_EXERCISE BRIEF_
Report each line of the data that includes the word "Multifunction".

_STORED RECORDS_
* * * * * * * * *

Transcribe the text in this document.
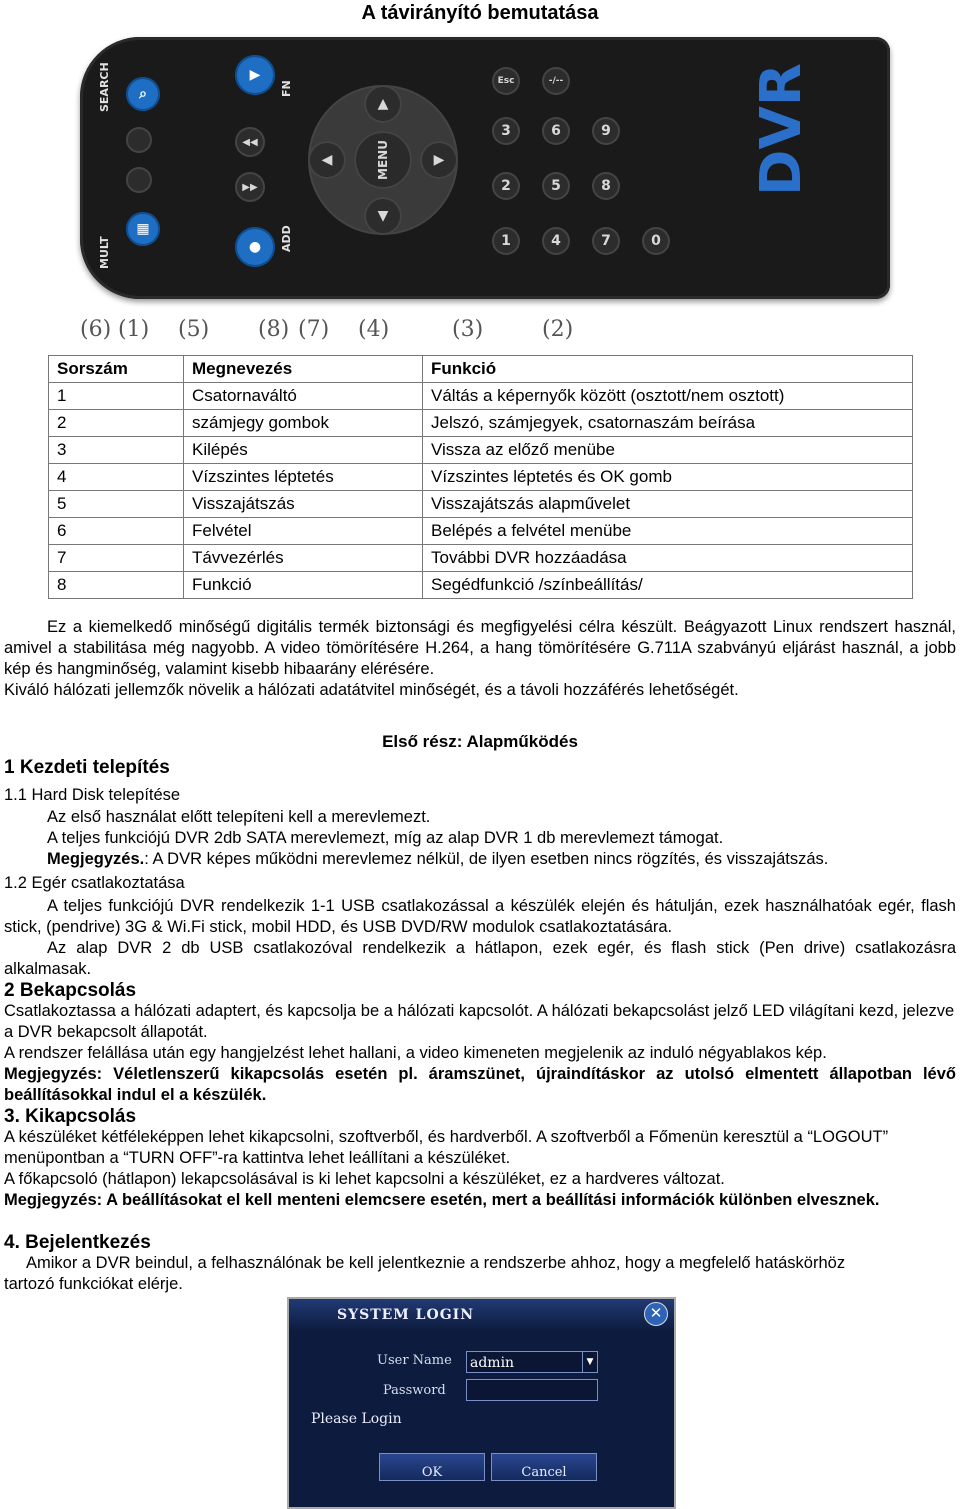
A távirányító bemutatása
SEARCH
MULT
⌕
▦
FN
ADD
▶
●
◀◀
▶▶
▲
▼
◀	▶
MENU
Esc	-/--
3	6	9
2	5	8
1	4	7	0
DVR
(6) (1) (5) (8) (7) (4)	(3)	(2)
Sorszám	Megnevezés	Funkció
1	Csatornaváltó	Váltás a képernyők között (osztott/nem osztott)
2	számjegy gombok	Jelszó, számjegyek, csatornaszám beírása
3	Kilépés	Vissza az előző menübe
4	Vízszintes léptetés	Vízszintes léptetés és OK gomb
5	Visszajátszás	Visszajátszás alapművelet
6	Felvétel	Belépés a felvétel menübe
7	Távvezérlés	További DVR hozzáadása
8	Funkció	Segédfunkció /színbeállítás/
Ez a kiemelkedő minőségű digitális termék biztonsági és megfigyelési célra készült. Beágyazott Linux rendszert használ, amivel a stabilitása még nagyobb. A video tömörítésére H.264, a hang tömörítésére G.711A szabványú eljárást használ, a jobb kép és hangminőség, valamint kisebb hibaarány elérésére.
Kiváló hálózati jellemzők növelik a hálózati adatátvitel minőségét, és a távoli hozzáférés lehetőségét.
Első rész: Alapműködés
1 Kezdeti telepítés
1.1 Hard Disk telepítése
Az első használat előtt telepíteni kell a merevlemezt.
A teljes funkciójú DVR 2db SATA merevlemezt, míg az alap DVR 1 db merevlemezt támogat.
Megjegyzés.: A DVR képes működni merevlemez nélkül, de ilyen esetben nincs rögzítés, és visszajátszás.
1.2 Egér csatlakoztatása
A teljes funkciójú DVR rendelkezik 1-1 USB csatlakozással a készülék elején és hátulján, ezek használhatóak egér, flash stick, (pendrive) 3G & Wi.Fi stick, mobil HDD, és USB DVD/RW modulok csatlakoztatására.
Az alap DVR 2 db USB csatlakozóval rendelkezik a hátlapon, ezek egér, és flash stick (Pen drive) csatlakozásra alkalmasak.
2 Bekapcsolás
Csatlakoztassa a hálózati adaptert, és kapcsolja be a hálózati kapcsolót. A hálózati bekapcsolást jelző LED világítani kezd, jelezve a DVR bekapcsolt állapotát.
A rendszer felállása után egy hangjelzést lehet hallani, a video kimeneten megjelenik az induló négyablakos kép.
Megjegyzés: Véletlenszerű kikapcsolás esetén pl. áramszünet, újraindításkor az utolsó elmentett állapotban lévő beállításokkal indul el a készülék.
3. Kikapcsolás
A készüléket kétféleképpen lehet kikapcsolni, szoftverből, és hardverből. A szoftverből a Főmenün keresztül a “LOGOUT” menüpontban a “TURN OFF”-ra kattintva lehet leállítani a készüléket.
A főkapcsoló (hátlapon) lekapcsolásával is ki lehet kapcsolni a készüléket, ez a hardveres változat.
Megjegyzés: A beállításokat el kell menteni elemcsere esetén, mert a beállítási információk különben elvesznek.
4. Bejelentkezés
Amikor a DVR beindul, a felhasználónak be kell jelentkeznie a rendszerbe ahhoz, hogy a megfelelő hatáskörhöz tartozó funkciókat elérje.
SYSTEM LOGIN	✕
User Name admin	▼
Password
Please Login
OK	Cancel
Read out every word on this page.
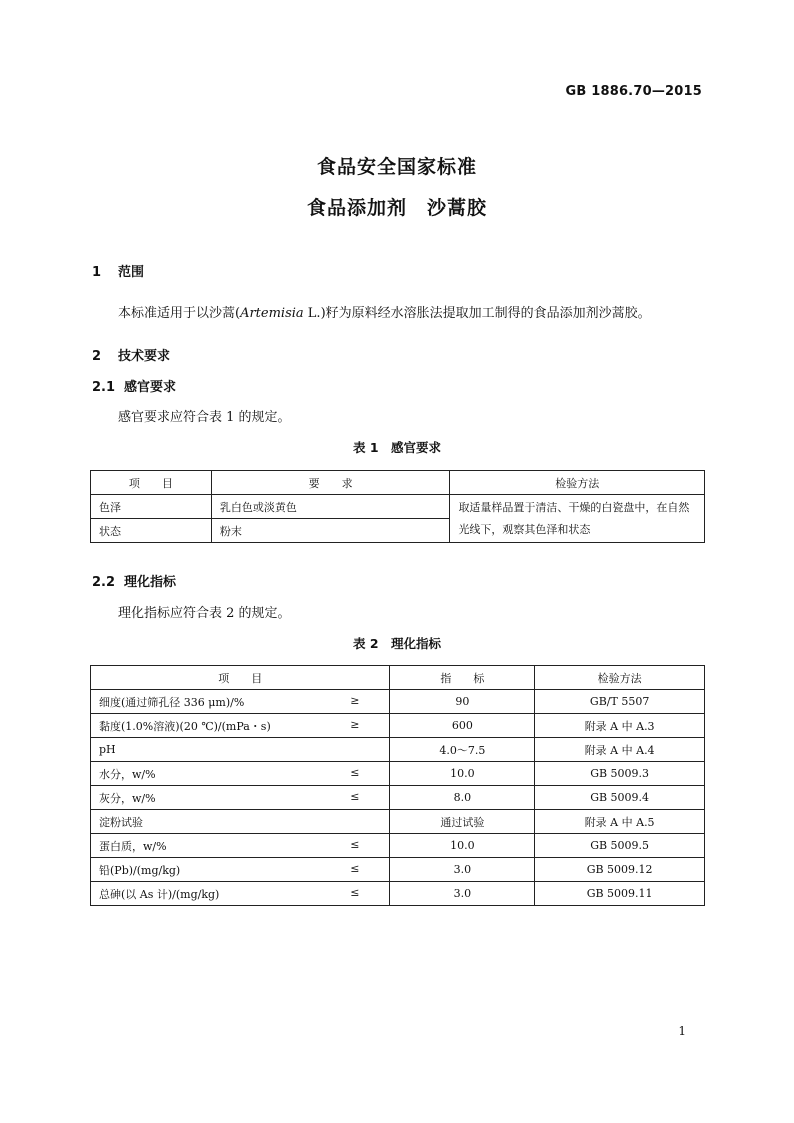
GB 1886.70—2015
食品安全国家标准
食品添加剂　沙蒿胶
1 范围
本标准适用于以沙蒿(Artemisia L.)籽为原料经水溶胀法提取加工制得的食品添加剂沙蒿胶。
2 技术要求
2.1 感官要求
感官要求应符合表 1 的规定。
表 1　感官要求
项　　目	要　　求	检验方法
色泽	乳白色或淡黄色	取适量样品置于清洁、干燥的白瓷盘中，在自然光线下，观察其色泽和状态
状态	粉末	
2.2 理化指标
理化指标应符合表 2 的规定。
表 2　理化指标
项　　目	指　　标	检验方法
细度(通过筛孔径 336 μm)/% ≥	90	GB/T 5507
黏度(1.0%溶液)(20 ℃)/(mPa・s) ≥	600	附录 A 中 A.3
pH	4.0～7.5	附录 A 中 A.4
水分，w/% ≤	10.0	GB 5009.3
灰分，w/% ≤	8.0	GB 5009.4
淀粉试验	通过试验	附录 A 中 A.5
蛋白质，w/% ≤	10.0	GB 5009.5
铅(Pb)/(mg/kg) ≤	3.0	GB 5009.12
总砷(以 As 计)/(mg/kg) ≤	3.0	GB 5009.11
1
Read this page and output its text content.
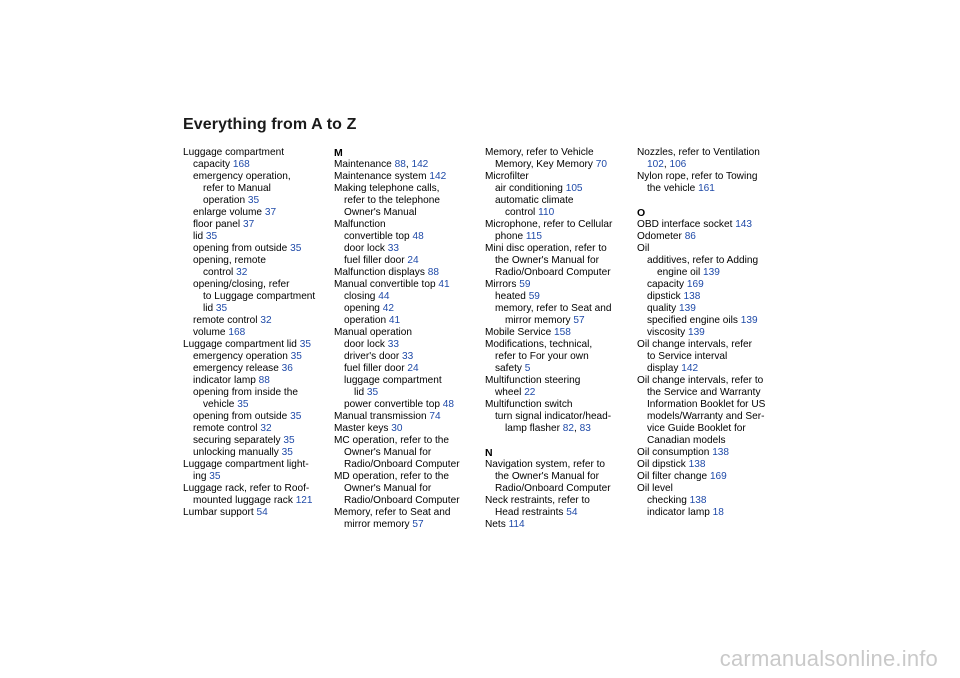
Everything from A to Z
Luggage compartment
capacity 168
emergency operation,
refer to Manual
operation 35
enlarge volume 37
floor panel 37
lid 35
opening from outside 35
opening, remote
control 32
opening/closing, refer
to Luggage compartment
lid 35
remote control 32
volume 168
Luggage compartment lid 35
emergency operation 35
emergency release 36
indicator lamp 88
opening from inside the
vehicle 35
opening from outside 35
remote control 32
securing separately 35
unlocking manually 35
Luggage compartment light-
ing 35
Luggage rack, refer to Roof-
mounted luggage rack 121
Lumbar support 54
M
Maintenance 88, 142
Maintenance system 142
Making telephone calls,
refer to the telephone
Owner's Manual
Malfunction
convertible top 48
door lock 33
fuel filler door 24
Malfunction displays 88
Manual convertible top 41
closing 44
opening 42
operation 41
Manual operation
door lock 33
driver's door 33
fuel filler door 24
luggage compartment
lid 35
power convertible top 48
Manual transmission 74
Master keys 30
MC operation, refer to the
Owner's Manual for
Radio/Onboard Computer
MD operation, refer to the
Owner's Manual for
Radio/Onboard Computer
Memory, refer to Seat and
mirror memory 57
Memory, refer to Vehicle
Memory, Key Memory 70
Microfilter
air conditioning 105
automatic climate
control 110
Microphone, refer to Cellular
phone 115
Mini disc operation, refer to
the Owner's Manual for
Radio/Onboard Computer
Mirrors 59
heated 59
memory, refer to Seat and
mirror memory 57
Mobile Service 158
Modifications, technical,
refer to For your own
safety 5
Multifunction steering
wheel 22
Multifunction switch
turn signal indicator/head-
lamp flasher 82, 83
N
Navigation system, refer to
the Owner's Manual for
Radio/Onboard Computer
Neck restraints, refer to
Head restraints 54
Nets 114
Nozzles, refer to Ventilation
102, 106
Nylon rope, refer to Towing
the vehicle 161
O
OBD interface socket 143
Odometer 86
Oil
additives, refer to Adding
engine oil 139
capacity 169
dipstick 138
quality 139
specified engine oils 139
viscosity 139
Oil change intervals, refer
to Service interval
display 142
Oil change intervals, refer to
the Service and Warranty
Information Booklet for US
models/Warranty and Ser-
vice Guide Booklet for
Canadian models
Oil consumption 138
Oil dipstick 138
Oil filter change 169
Oil level
checking 138
indicator lamp 18
carmanualsonline.info
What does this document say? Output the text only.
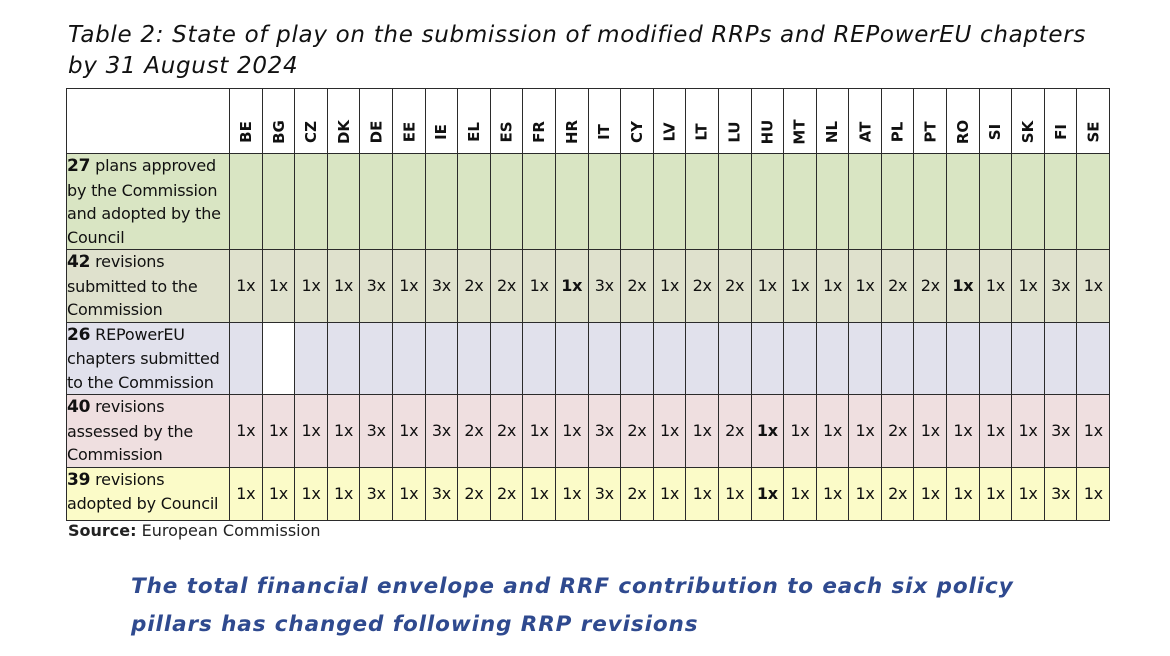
Table 2: State of play on the submission of modified RRPs and REPowerEU chapters by 31 August 2024
	BE	BG	CZ	DK	DE	EE	IE	EL	ES	FR	HR	IT	CY	LV	LT	LU	HU	MT	NL	AT	PL	PT	RO	SI	SK	FI	SE
27 plans approved by the Commission and adopted by the Council																											
42 revisions submitted to the Commission	1x	1x	1x	1x	3x	1x	3x	2x	2x	1x	1x	3x	2x	1x	2x	2x	1x	1x	1x	1x	2x	2x	1x	1x	1x	3x	1x
26 REPowerEU chapters submitted to the Commission																											
40 revisions assessed by the Commission	1x	1x	1x	1x	3x	1x	3x	2x	2x	1x	1x	3x	2x	1x	1x	2x	1x	1x	1x	1x	2x	1x	1x	1x	1x	3x	1x
39 revisions adopted by Council	1x	1x	1x	1x	3x	1x	3x	2x	2x	1x	1x	3x	2x	1x	1x	1x	1x	1x	1x	1x	2x	1x	1x	1x	1x	3x	1x
Source: European Commission
The total financial envelope and RRF contribution to each six policy pillars has changed following RRP revisions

* * * * * * * * *

_REPLY TO THE TASK_
Multifunction steering
Multifunction switch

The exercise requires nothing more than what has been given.